» What the task requires
All of the listing below must be repeated word for word. Pictures are the only thing to omit.

— begin Information provided —

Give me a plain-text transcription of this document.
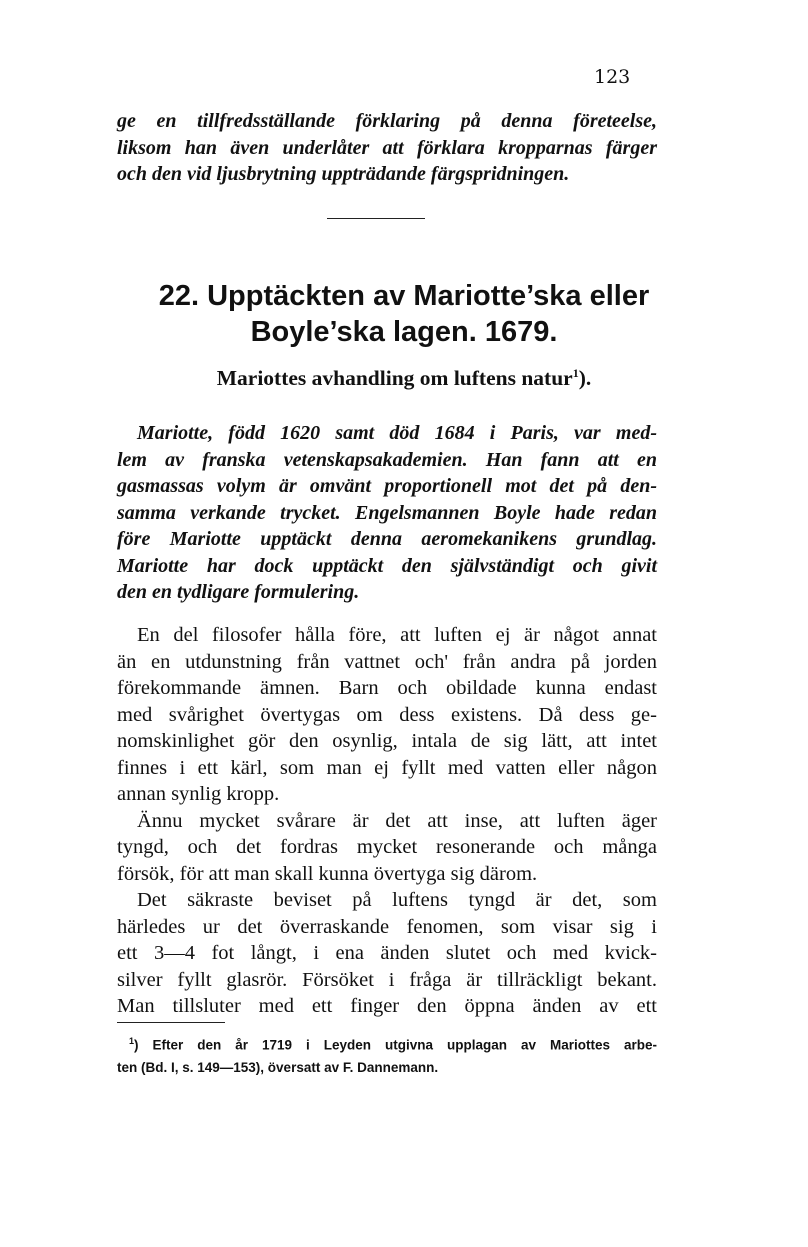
123
ge en tillfredsställande förklaring på denna företeelse,
liksom han även underlåter att förklara kropparnas färger
och den vid ljusbrytning uppträdande färgspridningen.
22. Upptäckten av Mariotte’ska eller
Boyle’ska lagen. 1679.
Mariottes avhandling om luftens natur$^1$).
Mariotte, född 1620 samt död 1684 i Paris, var med-
lem av franska vetenskapsakademien. Han fann att en
gasmassas volym är omvänt proportionell mot det på den-
samma verkande trycket. Engelsmannen Boyle hade redan
före Mariotte upptäckt denna aeromekanikens grundlag.
Mariotte har dock upptäckt den självständigt och givit
den en tydligare formulering.
En del filosofer hålla före, att luften ej är något annat
än en utdunstning från vattnet och' från andra på jorden
förekommande ämnen. Barn och obildade kunna endast
med svårighet övertygas om dess existens. Då dess ge-
nomskinlighet gör den osynlig, intala de sig lätt, att intet
finnes i ett kärl, som man ej fyllt med vatten eller någon
annan synlig kropp.
Ännu mycket svårare är det att inse, att luften äger
tyngd, och det fordras mycket resonerande och många
försök, för att man skall kunna övertyga sig därom.
Det säkraste beviset på luftens tyngd är det, som
härledes ur det överraskande fenomen, som visar sig i
ett 3—4 fot långt, i ena änden slutet och med kvick-
silver fyllt glasrör. Försöket i fråga är tillräckligt bekant.
Man tillsluter med ett finger den öppna änden av ett
$^1$) Efter den år 1719 i Leyden utgivna upplagan av Mariottes arbe-
ten (Bd. I, s. 149—153), översatt av F. Dannemann.
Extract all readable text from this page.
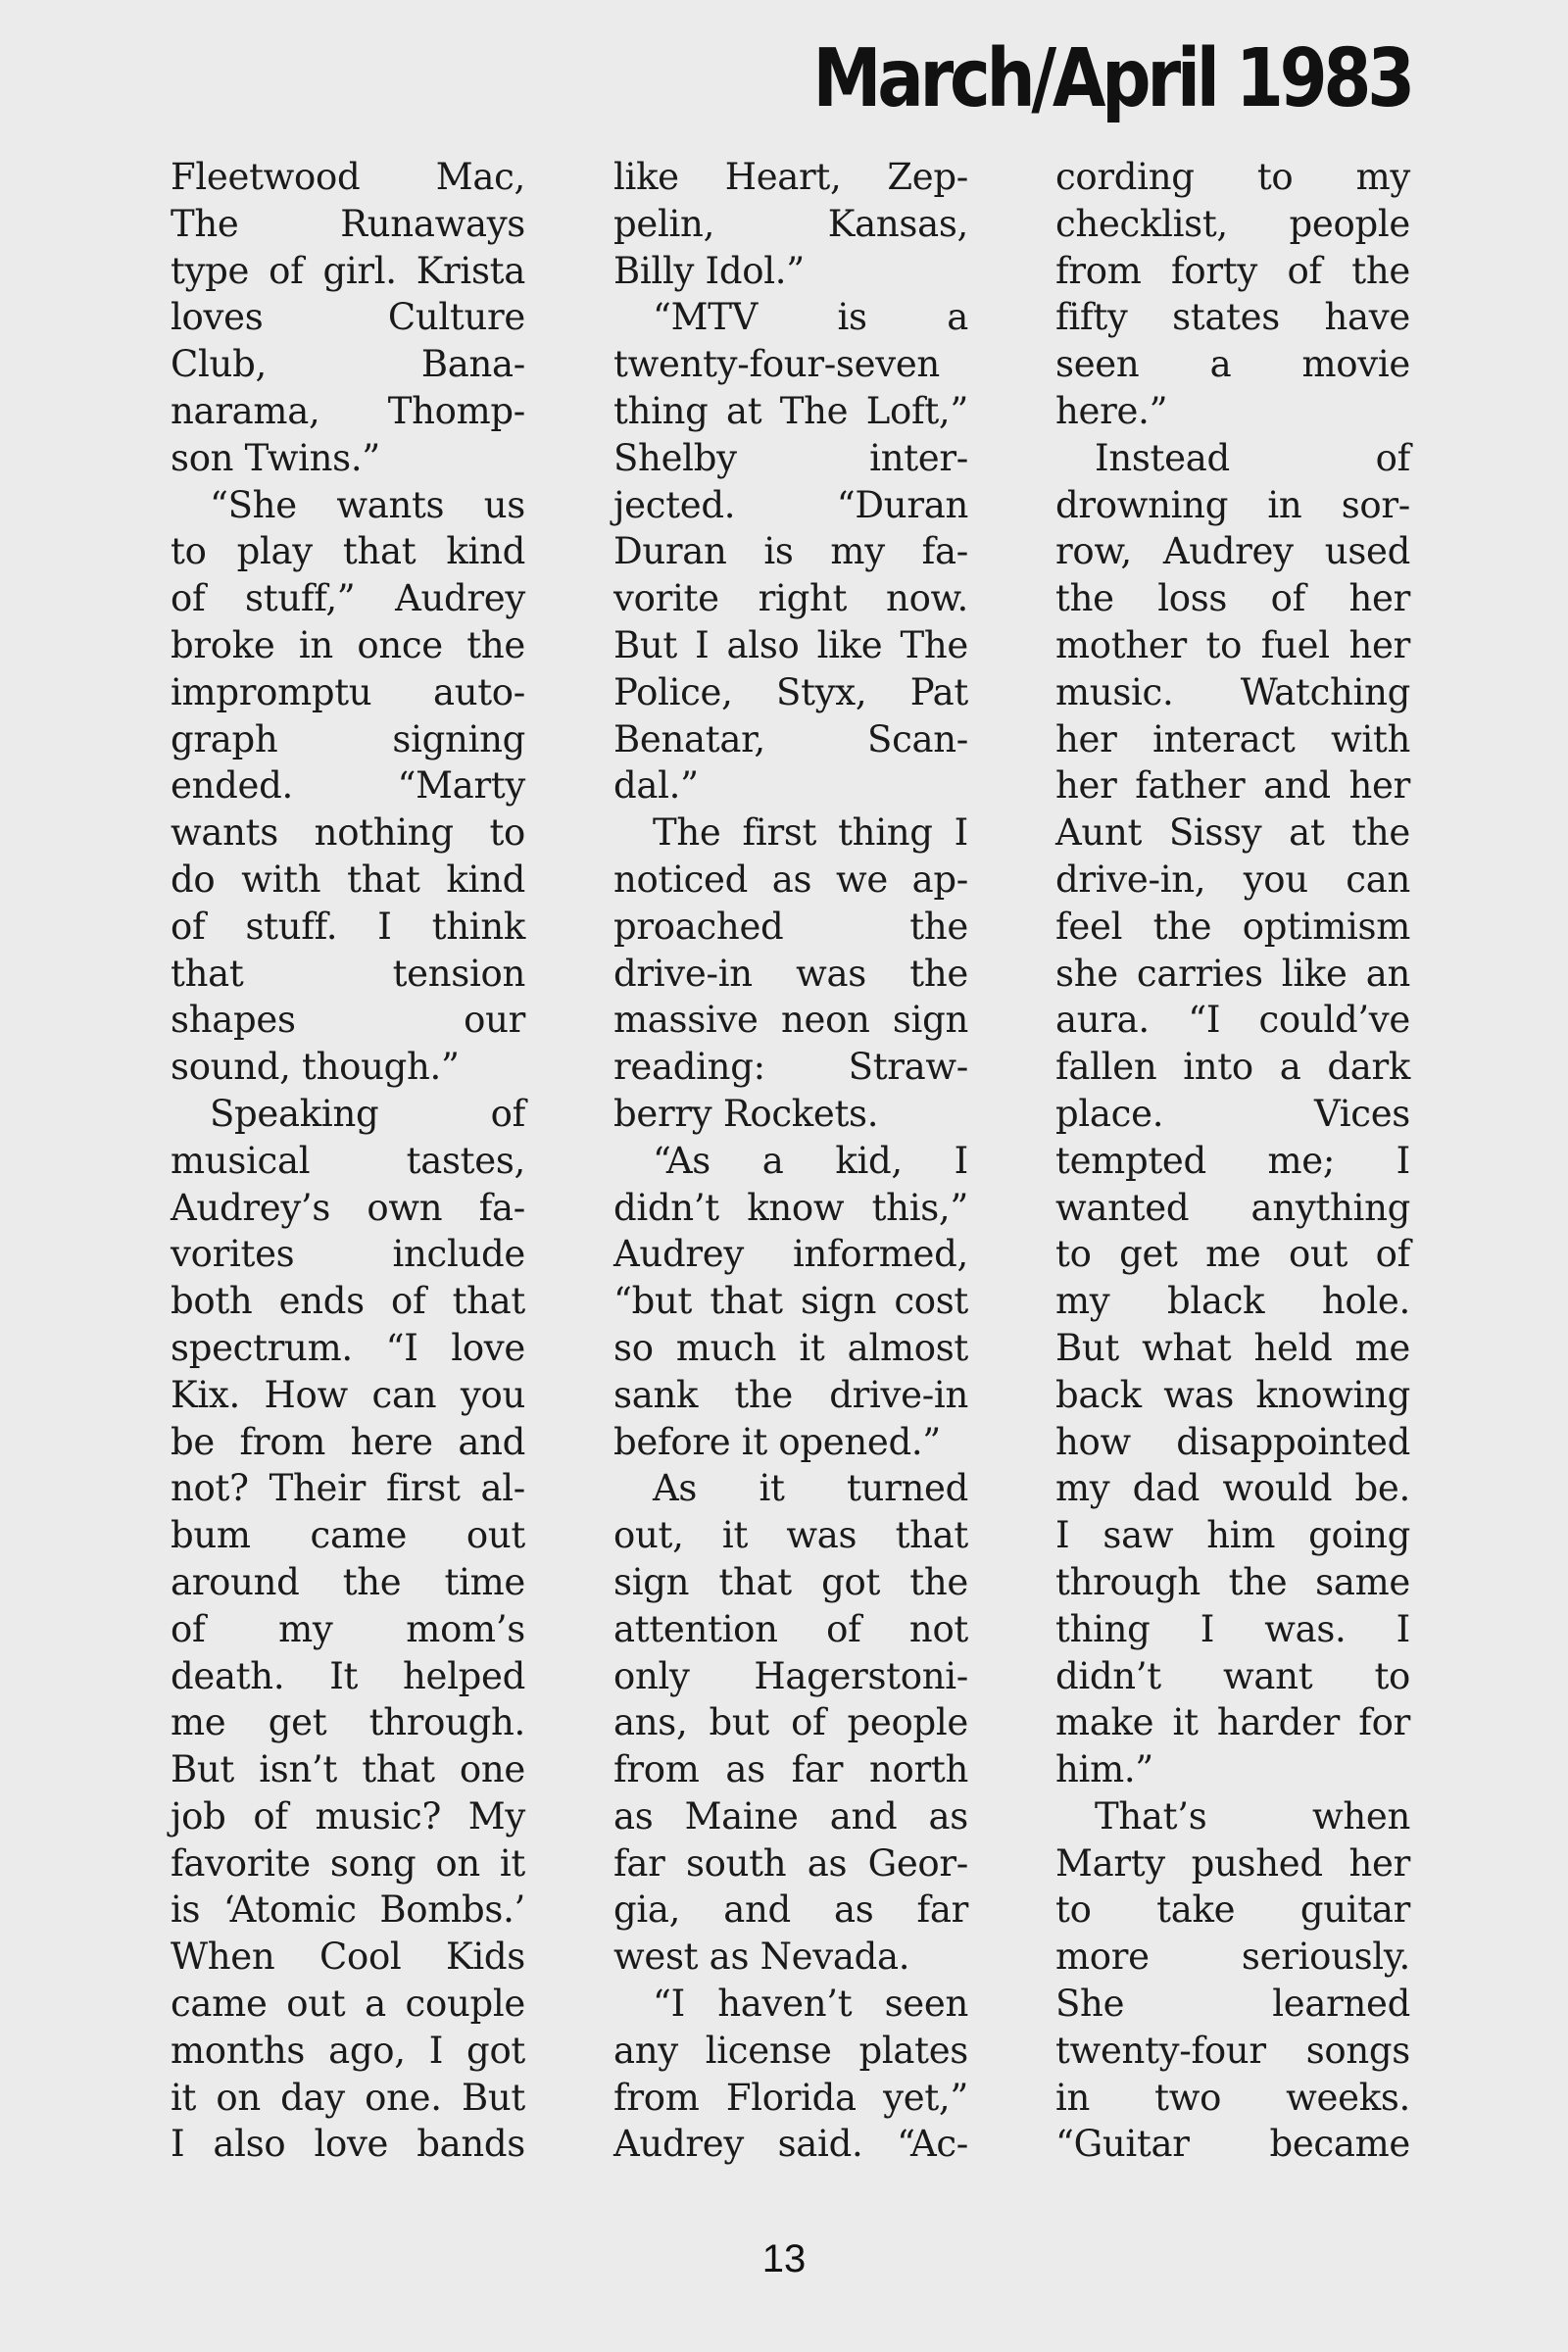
March/April 1983
Fleetwood Mac,
The Runaways
type of girl. Krista
loves Culture
Club, Bana-
narama, Thomp-
son Twins.”
“She wants us
to play that kind
of stuff,” Audrey
broke in once the
impromptu auto-
graph signing
ended. “Marty
wants nothing to
do with that kind
of stuff. I think
that tension
shapes our
sound, though.”
Speaking of
musical tastes,
Audrey’s own fa-
vorites include
both ends of that
spectrum. “I love
Kix. How can you
be from here and
not? Their first al-
bum came out
around the time
of my mom’s
death. It helped
me get through.
But isn’t that one
job of music? My
favorite song on it
is ‘Atomic Bombs.’
When Cool Kids
came out a couple
months ago, I got
it on day one. But
I also love bands
like Heart, Zep-
pelin, Kansas,
Billy Idol.”
“MTV is a
twenty-four-seven
thing at The Loft,”
Shelby inter-
jected. “Duran
Duran is my fa-
vorite right now.
But I also like The
Police, Styx, Pat
Benatar, Scan-
dal.”
The first thing I
noticed as we ap-
proached the
drive-in was the
massive neon sign
reading: Straw-
berry Rockets.
“As a kid, I
didn’t know this,”
Audrey informed,
“but that sign cost
so much it almost
sank the drive-in
before it opened.”
As it turned
out, it was that
sign that got the
attention of not
only Hagerstoni-
ans, but of people
from as far north
as Maine and as
far south as Geor-
gia, and as far
west as Nevada.
“I haven’t seen
any license plates
from Florida yet,”
Audrey said. “Ac-
cording to my
checklist, people
from forty of the
fifty states have
seen a movie
here.”
Instead of
drowning in sor-
row, Audrey used
the loss of her
mother to fuel her
music. Watching
her interact with
her father and her
Aunt Sissy at the
drive-in, you can
feel the optimism
she carries like an
aura. “I could’ve
fallen into a dark
place. Vices
tempted me; I
wanted anything
to get me out of
my black hole.
But what held me
back was knowing
how disappointed
my dad would be.
I saw him going
through the same
thing I was. I
didn’t want to
make it harder for
him.”
That’s when
Marty pushed her
to take guitar
more seriously.
She learned
twenty-four songs
in two weeks.
“Guitar became
13
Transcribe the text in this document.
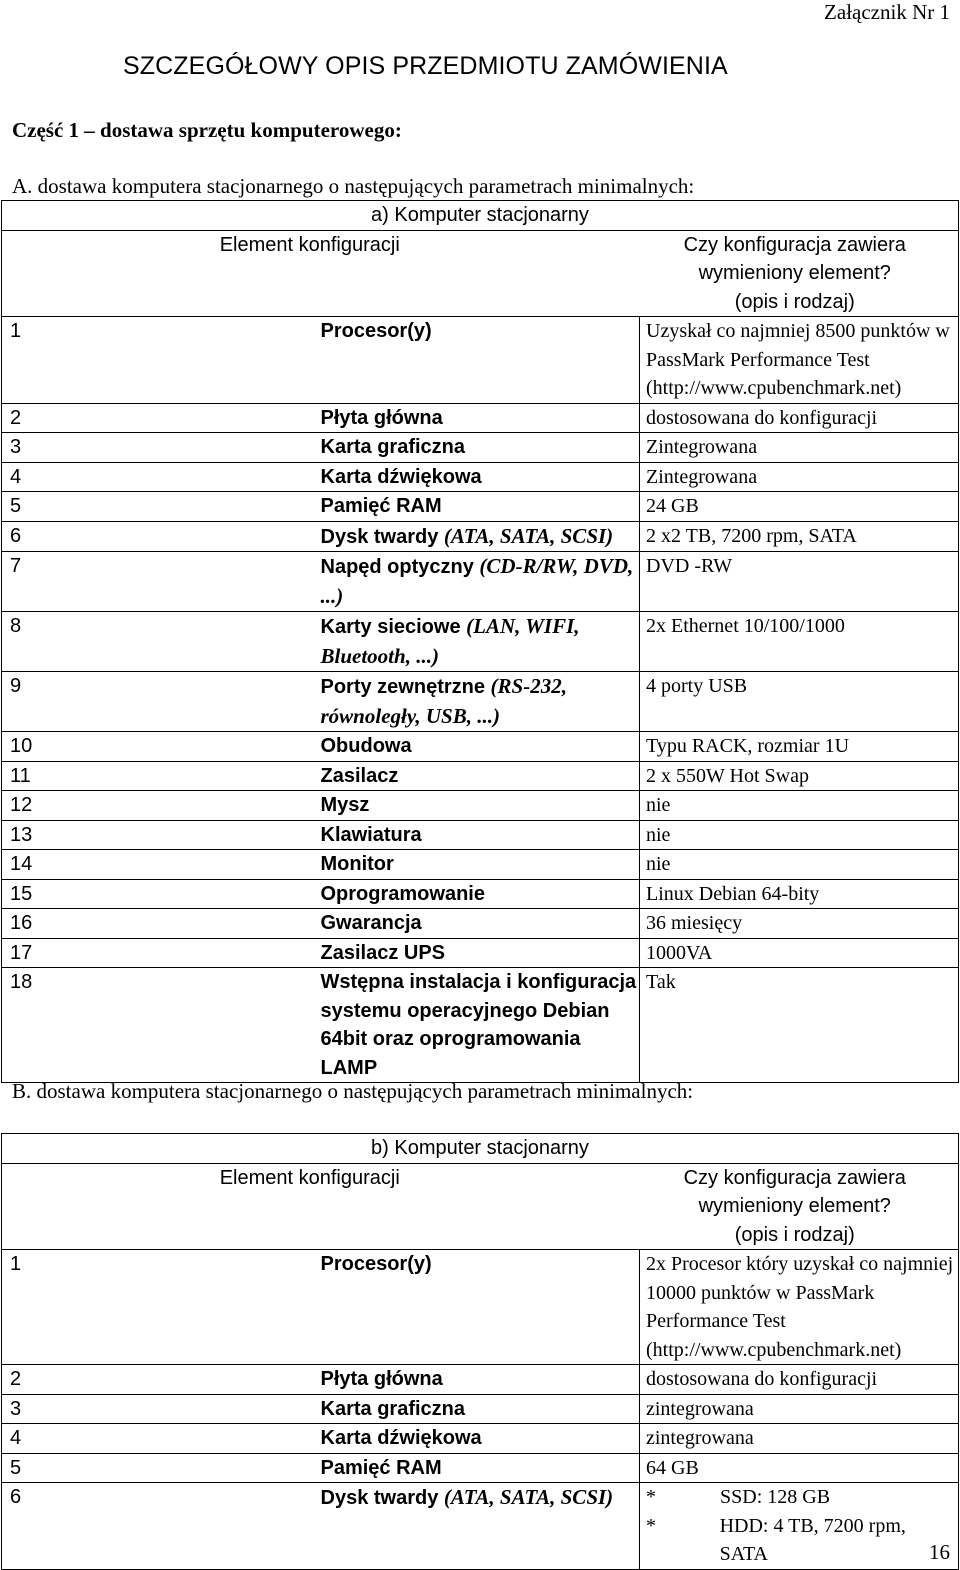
Załącznik Nr 1
SZCZEGÓŁOWY OPIS PRZEDMIOTU ZAMÓWIENIA
Część 1 – dostawa sprzętu komputerowego:
A. dostawa komputera stacjonarnego o następujących parametrach minimalnych:
a) Komputer stacjonarny		
Element konfiguracji		Czy konfiguracja zawiera wymieniony element?
(opis i rodzaj)

1	Procesor(y)	Uzyskał co najmniej 8500 punktów w PassMark Performance Test (http://www.cpubenchmark.net)
2	Płyta główna	dostosowana do konfiguracji
3	Karta graficzna	Zintegrowana
4	Karta dźwiękowa	Zintegrowana
5	Pamięć RAM	24 GB
6	Dysk twardy (ATA, SATA, SCSI)	2 x2 TB, 7200 rpm, SATA
7	Napęd optyczny (CD-R/RW, DVD, ...)	DVD -RW
8	Karty sieciowe (LAN, WIFI, Bluetooth, ...)	2x Ethernet 10/100/1000
9	Porty zewnętrzne (RS-232, równoległy, USB, ...)	4 porty USB
10	Obudowa	Typu RACK, rozmiar 1U
11	Zasilacz	2 x 550W Hot Swap
12	Mysz	nie
13	Klawiatura	nie
14	Monitor	nie
15	Oprogramowanie	Linux Debian 64-bity
16	Gwarancja	36 miesięcy
17	Zasilacz UPS	1000VA
18	Wstępna instalacja i konfiguracja systemu operacyjnego Debian 64bit oraz oprogramowania LAMP	Tak
B. dostawa komputera stacjonarnego o następujących parametrach minimalnych:
b) Komputer stacjonarny		
Element konfiguracji		Czy konfiguracja zawiera wymieniony element?
(opis i rodzaj)

1	Procesor(y)	2x Procesor który uzyskał co najmniej 10000 punktów w PassMark Performance Test (http://www.cpubenchmark.net)
2	Płyta główna	dostosowana do konfiguracji
3	Karta graficzna	zintegrowana
4	Karta dźwiękowa	zintegrowana
5	Pamięć RAM	64 GB
6	Dysk twardy (ATA, SATA, SCSI)	* SSD: 128 GB
* HDD: 4 TB, 7200 rpm, SATA	16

— end Information provided —

» Result of the task
Give me a plain-text transcription of this document.
123
ge en tillfredsställande förklaring på denna företeelse,
liksom han även underlåter att förklara kropparnas färger
och den vid ljusbrytning uppträdande färgspridningen.
22. Upptäckten av Mariotte’ska eller
Boyle’ska lagen. 1679.
Mariottes avhandling om luftens natur$^1$).
Mariotte, född 1620 samt död 1684 i Paris, var med-
lem av franska vetenskapsakademien. Han fann att en
gasmassas volym är omvänt proportionell mot det på den-
samma verkande trycket. Engelsmannen Boyle hade redan
före Mariotte upptäckt denna aeromekanikens grundlag.
Mariotte har dock upptäckt den självständigt och givit
den en tydligare formulering.
En del filosofer hålla före, att luften ej är något annat
än en utdunstning från vattnet och' från andra på jorden
förekommande ämnen. Barn och obildade kunna endast
med svårighet övertygas om dess existens. Då dess ge-
nomskinlighet gör den osynlig, intala de sig lätt, att intet
finnes i ett kärl, som man ej fyllt med vatten eller någon
annan synlig kropp.
Ännu mycket svårare är det att inse, att luften äger
tyngd, och det fordras mycket resonerande och många
försök, för att man skall kunna övertyga sig därom.
Det säkraste beviset på luftens tyngd är det, som
härledes ur det överraskande fenomen, som visar sig i
ett 3—4 fot långt, i ena änden slutet och med kvick-
silver fyllt glasrör. Försöket i fråga är tillräckligt bekant.
Man tillsluter med ett finger den öppna änden av ett
$^1$) Efter den år 1719 i Leyden utgivna upplagan av Mariottes arbe-
ten (Bd. I, s. 149—153), översatt av F. Dannemann.
Extract all readable text from this page.
March/April 1983
Fleetwood Mac,
The Runaways
type of girl. Krista
loves Culture
Club, Bana-
narama, Thomp-
son Twins.”
“She wants us
to play that kind
of stuff,” Audrey
broke in once the
impromptu auto-
graph signing
ended. “Marty
wants nothing to
do with that kind
of stuff. I think
that tension
shapes our
sound, though.”
Speaking of
musical tastes,
Audrey’s own fa-
vorites include
both ends of that
spectrum. “I love
Kix. How can you
be from here and
not? Their first al-
bum came out
around the time
of my mom’s
death. It helped
me get through.
But isn’t that one
job of music? My
favorite song on it
is ‘Atomic Bombs.’
When Cool Kids
came out a couple
months ago, I got
it on day one. But
I also love bands
like Heart, Zep-
pelin, Kansas,
Billy Idol.”
“MTV is a
twenty-four-seven
thing at The Loft,”
Shelby inter-
jected. “Duran
Duran is my fa-
vorite right now.
But I also like The
Police, Styx, Pat
Benatar, Scan-
dal.”
The first thing I
noticed as we ap-
proached the
drive-in was the
massive neon sign
reading: Straw-
berry Rockets.
“As a kid, I
didn’t know this,”
Audrey informed,
“but that sign cost
so much it almost
sank the drive-in
before it opened.”
As it turned
out, it was that
sign that got the
attention of not
only Hagerstoni-
ans, but of people
from as far north
as Maine and as
far south as Geor-
gia, and as far
west as Nevada.
“I haven’t seen
any license plates
from Florida yet,”
Audrey said. “Ac-
cording to my
checklist, people
from forty of the
fifty states have
seen a movie
here.”
Instead of
drowning in sor-
row, Audrey used
the loss of her
mother to fuel her
music. Watching
her interact with
her father and her
Aunt Sissy at the
drive-in, you can
feel the optimism
she carries like an
aura. “I could’ve
fallen into a dark
place. Vices
tempted me; I
wanted anything
to get me out of
my black hole.
But what held me
back was knowing
how disappointed
my dad would be.
I saw him going
through the same
thing I was. I
didn’t want to
make it harder for
him.”
That’s when
Marty pushed her
to take guitar
more seriously.
She learned
twenty-four songs
in two weeks.
“Guitar became
13
Transcribe the text in this document.
Załącznik Nr 1
SZCZEGÓŁOWY OPIS PRZEDMIOTU ZAMÓWIENIA
Część 1 – dostawa sprzętu komputerowego:
A. dostawa komputera stacjonarnego o następujących parametrach minimalnych:
a) Komputer stacjonarny		
Element konfiguracji		Czy konfiguracja zawiera wymieniony element?
(opis i rodzaj)

1	Procesor(y)	Uzyskał co najmniej 8500 punktów w PassMark Performance Test (http://www.cpubenchmark.net)
2	Płyta główna	dostosowana do konfiguracji
3	Karta graficzna	Zintegrowana
4	Karta dźwiękowa	Zintegrowana
5	Pamięć RAM	24 GB
6	Dysk twardy (ATA, SATA, SCSI)	2 x2 TB, 7200 rpm, SATA
7	Napęd optyczny (CD-R/RW, DVD, ...)	DVD -RW
8	Karty sieciowe (LAN, WIFI, Bluetooth, ...)	2x Ethernet 10/100/1000
9	Porty zewnętrzne (RS-232, równoległy, USB, ...)	4 porty USB
10	Obudowa	Typu RACK, rozmiar 1U
11	Zasilacz	2 x 550W Hot Swap
12	Mysz	nie
13	Klawiatura	nie
14	Monitor	nie
15	Oprogramowanie	Linux Debian 64-bity
16	Gwarancja	36 miesięcy
17	Zasilacz UPS	1000VA
18	Wstępna instalacja i konfiguracja systemu operacyjnego Debian 64bit oraz oprogramowania LAMP	Tak
B. dostawa komputera stacjonarnego o następujących parametrach minimalnych:
b) Komputer stacjonarny		
Element konfiguracji		Czy konfiguracja zawiera wymieniony element?
(opis i rodzaj)

1	Procesor(y)	2x Procesor który uzyskał co najmniej 10000 punktów w PassMark Performance Test (http://www.cpubenchmark.net)
2	Płyta główna	dostosowana do konfiguracji
3	Karta graficzna	zintegrowana
4	Karta dźwiękowa	zintegrowana
5	Pamięć RAM	64 GB
6	Dysk twardy (ATA, SATA, SCSI)	* SSD: 128 GB
* HDD: 4 TB, 7200 rpm, SATA	16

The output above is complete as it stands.